• **PROBLEM TO SOLVE**: Reproduce the passage on the Antiope myth word for word, starting with "According to the" and going on through "easy labour (ezetese).".

• **SELECTED TEXT**:
BEGIN
The fullest and most influential account of the myth is found in Athenian playwright Euripides' dramatization of the story, the now lost play Antiope, of which many fragments and a summary are preserved. It was produced in the late 400s BC, with both 420s and 409 BC proposed as the original producation dates.

According to the play, Antiope fell pregnant when Zeus visited her bed 'as a bad man'. Fearing her father's reaction she fled to Sicyon, where she was given shelter by king Epopeus, whom she also married. Nycteus was enraged, and before dying, he tasked his brother Lycus to punish Antiope. Lycus went to Sicyon, and after killing Epopeus, he dragged Antiope back to Thebes, who gave birth to twin boys in Eleutherae near Cithaeron. She exposed her infants, but a kindly herdsman found and raised them. He called them Amphion and Zethus, due to their mother giving birth to them on the road (amphodon) and asking for an easy labour (ezetese).
END
• **RECORD EXCERPTS**:
BEGIN
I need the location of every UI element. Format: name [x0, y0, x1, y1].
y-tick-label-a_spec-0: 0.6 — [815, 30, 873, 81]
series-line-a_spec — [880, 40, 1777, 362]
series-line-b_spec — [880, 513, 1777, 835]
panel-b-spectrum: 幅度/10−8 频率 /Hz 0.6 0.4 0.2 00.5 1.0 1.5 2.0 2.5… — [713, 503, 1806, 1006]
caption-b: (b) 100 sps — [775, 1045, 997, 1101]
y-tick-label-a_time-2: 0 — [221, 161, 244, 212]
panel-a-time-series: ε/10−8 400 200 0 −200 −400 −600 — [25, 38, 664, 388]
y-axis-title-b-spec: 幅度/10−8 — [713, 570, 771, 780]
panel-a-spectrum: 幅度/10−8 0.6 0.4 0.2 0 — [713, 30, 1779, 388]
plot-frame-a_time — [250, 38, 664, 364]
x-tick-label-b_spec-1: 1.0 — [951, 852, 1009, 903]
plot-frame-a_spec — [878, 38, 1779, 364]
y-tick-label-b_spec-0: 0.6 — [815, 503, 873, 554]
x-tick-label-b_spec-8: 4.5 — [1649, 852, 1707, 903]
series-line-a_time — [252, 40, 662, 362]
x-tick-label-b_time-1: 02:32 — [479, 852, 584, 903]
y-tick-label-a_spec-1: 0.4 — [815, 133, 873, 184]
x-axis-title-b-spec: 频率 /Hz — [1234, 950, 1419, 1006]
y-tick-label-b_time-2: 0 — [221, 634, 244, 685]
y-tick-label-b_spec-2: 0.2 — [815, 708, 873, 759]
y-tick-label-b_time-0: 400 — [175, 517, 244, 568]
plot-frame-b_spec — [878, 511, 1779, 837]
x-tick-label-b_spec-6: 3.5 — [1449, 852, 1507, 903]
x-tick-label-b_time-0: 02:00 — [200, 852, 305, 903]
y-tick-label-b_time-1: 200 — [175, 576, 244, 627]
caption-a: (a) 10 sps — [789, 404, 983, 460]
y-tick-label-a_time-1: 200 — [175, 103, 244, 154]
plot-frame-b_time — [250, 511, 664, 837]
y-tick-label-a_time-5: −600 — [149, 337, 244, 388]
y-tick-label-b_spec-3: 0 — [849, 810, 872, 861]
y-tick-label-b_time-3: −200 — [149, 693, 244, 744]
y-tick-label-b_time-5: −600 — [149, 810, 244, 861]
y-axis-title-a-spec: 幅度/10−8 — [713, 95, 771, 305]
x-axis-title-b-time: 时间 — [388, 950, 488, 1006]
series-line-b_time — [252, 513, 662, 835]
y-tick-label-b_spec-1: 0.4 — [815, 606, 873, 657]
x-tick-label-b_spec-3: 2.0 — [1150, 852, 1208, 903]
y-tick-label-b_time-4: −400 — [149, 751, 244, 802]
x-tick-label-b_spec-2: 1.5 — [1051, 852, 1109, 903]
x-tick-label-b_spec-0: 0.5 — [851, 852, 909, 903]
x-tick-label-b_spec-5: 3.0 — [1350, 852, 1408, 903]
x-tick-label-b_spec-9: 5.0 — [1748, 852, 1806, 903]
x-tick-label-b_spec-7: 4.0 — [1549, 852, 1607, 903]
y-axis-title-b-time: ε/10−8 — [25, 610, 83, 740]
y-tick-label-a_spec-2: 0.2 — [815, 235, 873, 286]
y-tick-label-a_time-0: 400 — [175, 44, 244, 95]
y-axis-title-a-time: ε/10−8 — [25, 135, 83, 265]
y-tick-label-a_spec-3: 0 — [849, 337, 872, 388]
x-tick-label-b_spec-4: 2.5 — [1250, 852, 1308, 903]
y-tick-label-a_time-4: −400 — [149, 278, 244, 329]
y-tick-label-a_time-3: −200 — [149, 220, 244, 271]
END
• **RESPONSE TO THE EXERCISE**:
According to the play, Antiope fell pregnant when Zeus visited her bed 'as a bad man'. Fearing her father's reaction she fled to Sicyon, where she was given shelter by king Epopeus, whom she also married. Nycteus was enraged, and before dying, he tasked his brother Lycus to punish Antiope. Lycus went to Sicyon, and after killing Epopeus, he dragged Antiope back to Thebes, who gave birth to twin boys in Eleutherae near Cithaeron. She exposed her infants, but a kindly herdsman found and raised them. He called them Amphion and Zethus, due to their mother giving birth to them on the road (amphodon) and asking for an easy labour (ezetese).